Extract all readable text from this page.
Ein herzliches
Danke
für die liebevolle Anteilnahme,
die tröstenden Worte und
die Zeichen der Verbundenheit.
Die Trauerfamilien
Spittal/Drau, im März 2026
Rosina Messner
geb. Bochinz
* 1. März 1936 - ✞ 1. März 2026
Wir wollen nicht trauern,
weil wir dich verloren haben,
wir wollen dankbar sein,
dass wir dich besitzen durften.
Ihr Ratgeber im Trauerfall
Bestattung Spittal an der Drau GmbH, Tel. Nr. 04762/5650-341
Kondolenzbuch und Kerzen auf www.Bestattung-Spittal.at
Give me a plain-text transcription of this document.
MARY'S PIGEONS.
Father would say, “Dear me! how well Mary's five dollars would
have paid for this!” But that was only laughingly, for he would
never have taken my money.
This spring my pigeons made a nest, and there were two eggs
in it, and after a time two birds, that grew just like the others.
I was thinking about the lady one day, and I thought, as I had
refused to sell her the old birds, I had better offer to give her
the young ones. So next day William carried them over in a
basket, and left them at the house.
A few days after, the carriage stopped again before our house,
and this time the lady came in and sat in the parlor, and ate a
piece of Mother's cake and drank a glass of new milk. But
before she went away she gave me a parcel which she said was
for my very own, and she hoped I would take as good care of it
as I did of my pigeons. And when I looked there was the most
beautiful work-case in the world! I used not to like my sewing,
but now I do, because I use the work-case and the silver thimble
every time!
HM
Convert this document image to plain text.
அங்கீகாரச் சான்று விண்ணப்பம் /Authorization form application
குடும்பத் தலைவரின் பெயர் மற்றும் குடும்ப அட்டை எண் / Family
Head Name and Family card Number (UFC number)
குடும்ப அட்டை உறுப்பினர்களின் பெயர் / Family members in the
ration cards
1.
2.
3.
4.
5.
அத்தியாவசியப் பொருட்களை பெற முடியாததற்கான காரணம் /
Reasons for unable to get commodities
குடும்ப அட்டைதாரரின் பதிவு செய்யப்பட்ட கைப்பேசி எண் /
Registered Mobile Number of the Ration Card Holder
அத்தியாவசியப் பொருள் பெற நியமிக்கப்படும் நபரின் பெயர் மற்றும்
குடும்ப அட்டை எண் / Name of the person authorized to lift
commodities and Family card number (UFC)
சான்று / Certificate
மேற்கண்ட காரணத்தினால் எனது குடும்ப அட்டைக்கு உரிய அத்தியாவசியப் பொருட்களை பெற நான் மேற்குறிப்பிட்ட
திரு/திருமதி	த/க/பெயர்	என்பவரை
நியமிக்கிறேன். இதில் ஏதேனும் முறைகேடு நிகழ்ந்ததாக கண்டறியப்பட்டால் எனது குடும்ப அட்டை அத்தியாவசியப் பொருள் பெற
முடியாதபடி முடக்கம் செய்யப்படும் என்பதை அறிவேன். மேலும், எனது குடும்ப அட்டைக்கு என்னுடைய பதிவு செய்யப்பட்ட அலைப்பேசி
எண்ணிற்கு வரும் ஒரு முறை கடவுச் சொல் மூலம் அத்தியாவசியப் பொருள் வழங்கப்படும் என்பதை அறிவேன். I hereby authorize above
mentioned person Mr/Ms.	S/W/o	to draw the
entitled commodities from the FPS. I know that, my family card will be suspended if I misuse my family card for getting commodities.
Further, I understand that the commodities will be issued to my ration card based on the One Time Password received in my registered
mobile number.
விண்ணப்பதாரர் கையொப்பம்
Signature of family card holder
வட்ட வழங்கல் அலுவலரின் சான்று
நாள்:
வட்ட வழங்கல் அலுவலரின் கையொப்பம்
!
==============================
* Task goal:
Write the listing out again, exactly as it reads.

* Worked answer:
Extract all readable text from this page.
Ein herzliches
Danke
für die liebevolle Anteilnahme,
die tröstenden Worte und
die Zeichen der Verbundenheit.
Die Trauerfamilien
Spittal/Drau, im März 2026
Rosina Messner
geb. Bochinz
* 1. März 1936 - ✞ 1. März 2026
Wir wollen nicht trauern,
weil wir dich verloren haben,
wir wollen dankbar sein,
dass wir dich besitzen durften.
Ihr Ratgeber im Trauerfall
Bestattung Spittal an der Drau GmbH, Tel. Nr. 04762/5650-341
Kondolenzbuch und Kerzen auf www.Bestattung-Spittal.at
Give me a plain-text transcription of this document.
MARY'S PIGEONS.
Father would say, “Dear me! how well Mary's five dollars would
have paid for this!” But that was only laughingly, for he would
never have taken my money.
This spring my pigeons made a nest, and there were two eggs
in it, and after a time two birds, that grew just like the others.
I was thinking about the lady one day, and I thought, as I had
refused to sell her the old birds, I had better offer to give her
the young ones. So next day William carried them over in a
basket, and left them at the house.
A few days after, the carriage stopped again before our house,
and this time the lady came in and sat in the parlor, and ate a
piece of Mother's cake and drank a glass of new milk. But
before she went away she gave me a parcel which she said was
for my very own, and she hoped I would take as good care of it
as I did of my pigeons. And when I looked there was the most
beautiful work-case in the world! I used not to like my sewing,
but now I do, because I use the work-case and the silver thimble
every time!
HM
Convert this document image to plain text.
அங்கீகாரச் சான்று விண்ணப்பம் /Authorization form application
குடும்பத் தலைவரின் பெயர் மற்றும் குடும்ப அட்டை எண் / Family
Head Name and Family card Number (UFC number)
குடும்ப அட்டை உறுப்பினர்களின் பெயர் / Family members in the
ration cards
1.
2.
3.
4.
5.
அத்தியாவசியப் பொருட்களை பெற முடியாததற்கான காரணம் /
Reasons for unable to get commodities
குடும்ப அட்டைதாரரின் பதிவு செய்யப்பட்ட கைப்பேசி எண் /
Registered Mobile Number of the Ration Card Holder
அத்தியாவசியப் பொருள் பெற நியமிக்கப்படும் நபரின் பெயர் மற்றும்
குடும்ப அட்டை எண் / Name of the person authorized to lift
commodities and Family card number (UFC)
சான்று / Certificate
மேற்கண்ட காரணத்தினால் எனது குடும்ப அட்டைக்கு உரிய அத்தியாவசியப் பொருட்களை பெற நான் மேற்குறிப்பிட்ட
திரு/திருமதி	த/க/பெயர்	என்பவரை
நியமிக்கிறேன். இதில் ஏதேனும் முறைகேடு நிகழ்ந்ததாக கண்டறியப்பட்டால் எனது குடும்ப அட்டை அத்தியாவசியப் பொருள் பெற
முடியாதபடி முடக்கம் செய்யப்படும் என்பதை அறிவேன். மேலும், எனது குடும்ப அட்டைக்கு என்னுடைய பதிவு செய்யப்பட்ட அலைப்பேசி
எண்ணிற்கு வரும் ஒரு முறை கடவுச் சொல் மூலம் அத்தியாவசியப் பொருள் வழங்கப்படும் என்பதை அறிவேன். I hereby authorize above
mentioned person Mr/Ms.	S/W/o	to draw the
entitled commodities from the FPS. I know that, my family card will be suspended if I misuse my family card for getting commodities.
Further, I understand that the commodities will be issued to my ration card based on the One Time Password received in my registered
mobile number.
விண்ணப்பதாரர் கையொப்பம்
Signature of family card holder
வட்ட வழங்கல் அலுவலரின் சான்று
நாள்:
வட்ட வழங்கல் அலுவலரின் கையொப்பம்
!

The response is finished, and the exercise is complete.